# [Given request]
Retype every entry word for word.

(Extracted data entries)
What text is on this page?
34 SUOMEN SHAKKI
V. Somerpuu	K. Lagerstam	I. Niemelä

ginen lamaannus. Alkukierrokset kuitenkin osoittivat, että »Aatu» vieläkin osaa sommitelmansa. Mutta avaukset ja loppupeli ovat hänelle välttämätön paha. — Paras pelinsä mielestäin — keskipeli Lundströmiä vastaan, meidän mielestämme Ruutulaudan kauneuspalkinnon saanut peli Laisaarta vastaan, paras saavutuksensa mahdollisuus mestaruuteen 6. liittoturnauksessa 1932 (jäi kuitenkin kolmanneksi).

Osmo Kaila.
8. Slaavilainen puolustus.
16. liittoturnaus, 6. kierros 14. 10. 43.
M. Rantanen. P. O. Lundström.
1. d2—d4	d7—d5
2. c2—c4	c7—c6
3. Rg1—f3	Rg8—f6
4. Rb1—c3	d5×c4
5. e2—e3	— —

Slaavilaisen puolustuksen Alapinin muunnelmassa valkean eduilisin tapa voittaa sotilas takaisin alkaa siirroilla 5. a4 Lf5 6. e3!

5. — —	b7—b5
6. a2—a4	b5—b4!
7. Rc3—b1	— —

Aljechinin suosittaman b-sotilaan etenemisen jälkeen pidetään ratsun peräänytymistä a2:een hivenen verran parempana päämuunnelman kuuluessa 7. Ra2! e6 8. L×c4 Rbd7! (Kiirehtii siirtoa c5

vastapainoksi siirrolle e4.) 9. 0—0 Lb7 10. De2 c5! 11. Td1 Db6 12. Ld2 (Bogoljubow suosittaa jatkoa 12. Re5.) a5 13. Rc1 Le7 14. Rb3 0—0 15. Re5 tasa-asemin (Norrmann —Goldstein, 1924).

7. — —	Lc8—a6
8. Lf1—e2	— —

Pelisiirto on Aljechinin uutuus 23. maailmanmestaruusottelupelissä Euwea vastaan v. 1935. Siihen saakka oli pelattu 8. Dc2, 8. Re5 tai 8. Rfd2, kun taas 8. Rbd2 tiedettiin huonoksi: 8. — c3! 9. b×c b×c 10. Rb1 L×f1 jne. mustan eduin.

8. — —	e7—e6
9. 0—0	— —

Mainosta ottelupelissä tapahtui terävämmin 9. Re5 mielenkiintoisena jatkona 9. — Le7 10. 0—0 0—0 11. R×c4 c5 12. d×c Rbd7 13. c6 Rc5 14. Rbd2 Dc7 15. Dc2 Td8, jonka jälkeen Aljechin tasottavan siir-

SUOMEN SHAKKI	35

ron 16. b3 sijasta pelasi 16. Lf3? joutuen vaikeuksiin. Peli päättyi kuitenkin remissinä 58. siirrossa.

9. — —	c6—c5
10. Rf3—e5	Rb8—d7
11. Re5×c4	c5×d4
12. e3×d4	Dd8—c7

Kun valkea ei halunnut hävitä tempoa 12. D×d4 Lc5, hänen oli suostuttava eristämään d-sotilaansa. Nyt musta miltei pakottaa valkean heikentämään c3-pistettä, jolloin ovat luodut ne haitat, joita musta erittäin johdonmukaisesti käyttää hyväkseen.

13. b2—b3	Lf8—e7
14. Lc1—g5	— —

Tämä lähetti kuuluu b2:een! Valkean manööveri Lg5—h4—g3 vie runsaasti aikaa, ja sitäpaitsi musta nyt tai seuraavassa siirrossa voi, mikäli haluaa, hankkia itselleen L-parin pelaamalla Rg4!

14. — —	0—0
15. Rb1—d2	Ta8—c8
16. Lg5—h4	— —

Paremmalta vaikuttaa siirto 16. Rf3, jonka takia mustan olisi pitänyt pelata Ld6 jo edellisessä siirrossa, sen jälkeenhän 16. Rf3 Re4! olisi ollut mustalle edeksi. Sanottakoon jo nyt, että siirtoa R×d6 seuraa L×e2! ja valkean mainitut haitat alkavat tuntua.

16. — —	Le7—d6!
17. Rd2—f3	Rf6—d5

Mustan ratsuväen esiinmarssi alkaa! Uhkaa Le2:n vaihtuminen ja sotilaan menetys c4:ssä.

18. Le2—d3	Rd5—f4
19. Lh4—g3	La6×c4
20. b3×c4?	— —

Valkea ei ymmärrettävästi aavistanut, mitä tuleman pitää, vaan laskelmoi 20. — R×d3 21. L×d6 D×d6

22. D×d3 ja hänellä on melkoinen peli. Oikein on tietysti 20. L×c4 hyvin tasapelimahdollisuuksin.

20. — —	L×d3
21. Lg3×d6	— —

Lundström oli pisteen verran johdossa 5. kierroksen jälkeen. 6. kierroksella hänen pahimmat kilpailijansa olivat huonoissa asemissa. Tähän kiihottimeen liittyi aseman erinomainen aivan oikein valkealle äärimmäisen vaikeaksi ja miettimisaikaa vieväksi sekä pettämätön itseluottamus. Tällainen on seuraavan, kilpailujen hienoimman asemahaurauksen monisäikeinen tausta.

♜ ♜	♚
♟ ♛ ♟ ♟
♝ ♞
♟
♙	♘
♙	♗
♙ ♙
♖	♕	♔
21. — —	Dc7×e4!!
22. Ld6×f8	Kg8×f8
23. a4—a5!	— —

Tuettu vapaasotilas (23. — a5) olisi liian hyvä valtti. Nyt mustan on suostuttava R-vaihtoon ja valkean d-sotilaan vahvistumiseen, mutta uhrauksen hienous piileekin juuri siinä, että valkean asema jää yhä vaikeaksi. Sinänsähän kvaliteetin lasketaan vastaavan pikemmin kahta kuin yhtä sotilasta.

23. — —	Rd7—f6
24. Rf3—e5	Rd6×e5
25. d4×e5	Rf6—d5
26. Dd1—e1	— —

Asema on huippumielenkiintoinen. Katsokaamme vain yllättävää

# [Correct result]
What text is on this page?
34 SUOMEN SHAKKI
V. Somerpuu	K. Lagerstam	I. Niemelä

ginen lamaannus. Alkukierrokset kuitenkin osoittivat, että »Aatu» vieläkin osaa sommitelmansa. Mutta avaukset ja loppupeli ovat hänelle välttämätön paha. — Paras pelinsä mielestäin — keskipeli Lundströmiä vastaan, meidän mielestämme Ruutulaudan kauneuspalkinnon saanut peli Laisaarta vastaan, paras saavutuksensa mahdollisuus mestaruuteen 6. liittoturnauksessa 1932 (jäi kuitenkin kolmanneksi).

Osmo Kaila.
8. Slaavilainen puolustus.
16. liittoturnaus, 6. kierros 14. 10. 43.
M. Rantanen. P. O. Lundström.
1. d2—d4	d7—d5
2. c2—c4	c7—c6
3. Rg1—f3	Rg8—f6
4. Rb1—c3	d5×c4
5. e2—e3	— —

Slaavilaisen puolustuksen Alapinin muunnelmassa valkean eduilisin tapa voittaa sotilas takaisin alkaa siirroilla 5. a4 Lf5 6. e3!

5. — —	b7—b5
6. a2—a4	b5—b4!
7. Rc3—b1	— —

Aljechinin suosittaman b-sotilaan etenemisen jälkeen pidetään ratsun peräänytymistä a2:een hivenen verran parempana päämuunnelman kuuluessa 7. Ra2! e6 8. L×c4 Rbd7! (Kiirehtii siirtoa c5

vastapainoksi siirrolle e4.) 9. 0—0 Lb7 10. De2 c5! 11. Td1 Db6 12. Ld2 (Bogoljubow suosittaa jatkoa 12. Re5.) a5 13. Rc1 Le7 14. Rb3 0—0 15. Re5 tasa-asemin (Norrmann —Goldstein, 1924).

7. — —	Lc8—a6
8. Lf1—e2	— —

Pelisiirto on Aljechinin uutuus 23. maailmanmestaruusottelupelissä Euwea vastaan v. 1935. Siihen saakka oli pelattu 8. Dc2, 8. Re5 tai 8. Rfd2, kun taas 8. Rbd2 tiedettiin huonoksi: 8. — c3! 9. b×c b×c 10. Rb1 L×f1 jne. mustan eduin.

8. — —	e7—e6
9. 0—0	— —

Mainosta ottelupelissä tapahtui terävämmin 9. Re5 mielenkiintoisena jatkona 9. — Le7 10. 0—0 0—0 11. R×c4 c5 12. d×c Rbd7 13. c6 Rc5 14. Rbd2 Dc7 15. Dc2 Td8, jonka jälkeen Aljechin tasottavan siir-

SUOMEN SHAKKI	35

ron 16. b3 sijasta pelasi 16. Lf3? joutuen vaikeuksiin. Peli päättyi kuitenkin remissinä 58. siirrossa.

9. — —	c6—c5
10. Rf3—e5	Rb8—d7
11. Re5×c4	c5×d4
12. e3×d4	Dd8—c7

Kun valkea ei halunnut hävitä tempoa 12. D×d4 Lc5, hänen oli suostuttava eristämään d-sotilaansa. Nyt musta miltei pakottaa valkean heikentämään c3-pistettä, jolloin ovat luodut ne haitat, joita musta erittäin johdonmukaisesti käyttää hyväkseen.

13. b2—b3	Lf8—e7
14. Lc1—g5	— —

Tämä lähetti kuuluu b2:een! Valkean manööveri Lg5—h4—g3 vie runsaasti aikaa, ja sitäpaitsi musta nyt tai seuraavassa siirrossa voi, mikäli haluaa, hankkia itselleen L-parin pelaamalla Rg4!

14. — —	0—0
15. Rb1—d2	Ta8—c8
16. Lg5—h4	— —

Paremmalta vaikuttaa siirto 16. Rf3, jonka takia mustan olisi pitänyt pelata Ld6 jo edellisessä siirrossa, sen jälkeenhän 16. Rf3 Re4! olisi ollut mustalle edeksi. Sanottakoon jo nyt, että siirtoa R×d6 seuraa L×e2! ja valkean mainitut haitat alkavat tuntua.

16. — —	Le7—d6!
17. Rd2—f3	Rf6—d5

Mustan ratsuväen esiinmarssi alkaa! Uhkaa Le2:n vaihtuminen ja sotilaan menetys c4:ssä.

18. Le2—d3	Rd5—f4
19. Lh4—g3	La6×c4
20. b3×c4?	— —

Valkea ei ymmärrettävästi aavistanut, mitä tuleman pitää, vaan laskelmoi 20. — R×d3 21. L×d6 D×d6

22. D×d3 ja hänellä on melkoinen peli. Oikein on tietysti 20. L×c4 hyvin tasapelimahdollisuuksin.

20. — —	L×d3
21. Lg3×d6	— —

Lundström oli pisteen verran johdossa 5. kierroksen jälkeen. 6. kierroksella hänen pahimmat kilpailijansa olivat huonoissa asemissa. Tähän kiihottimeen liittyi aseman erinomainen aivan oikein valkealle äärimmäisen vaikeaksi ja miettimisaikaa vieväksi sekä pettämätön itseluottamus. Tällainen on seuraavan, kilpailujen hienoimman asemahaurauksen monisäikeinen tausta.

♜ ♜	♚
♟ ♛ ♟ ♟
♝ ♞
♟
♙	♘
♙	♗
♙ ♙
♖	♕	♔
21. — —	Dc7×e4!!
22. Ld6×f8	Kg8×f8
23. a4—a5!	— —

Tuettu vapaasotilas (23. — a5) olisi liian hyvä valtti. Nyt mustan on suostuttava R-vaihtoon ja valkean d-sotilaan vahvistumiseen, mutta uhrauksen hienous piileekin juuri siinä, että valkean asema jää yhä vaikeaksi. Sinänsähän kvaliteetin lasketaan vastaavan pikemmin kahta kuin yhtä sotilasta.

23. — —	Rd7—f6
24. Rf3—e5	Rd6×e5
25. d4×e5	Rf6—d5
26. Dd1—e1	— —

Asema on huippumielenkiintoinen. Katsokaamme vain yllättävää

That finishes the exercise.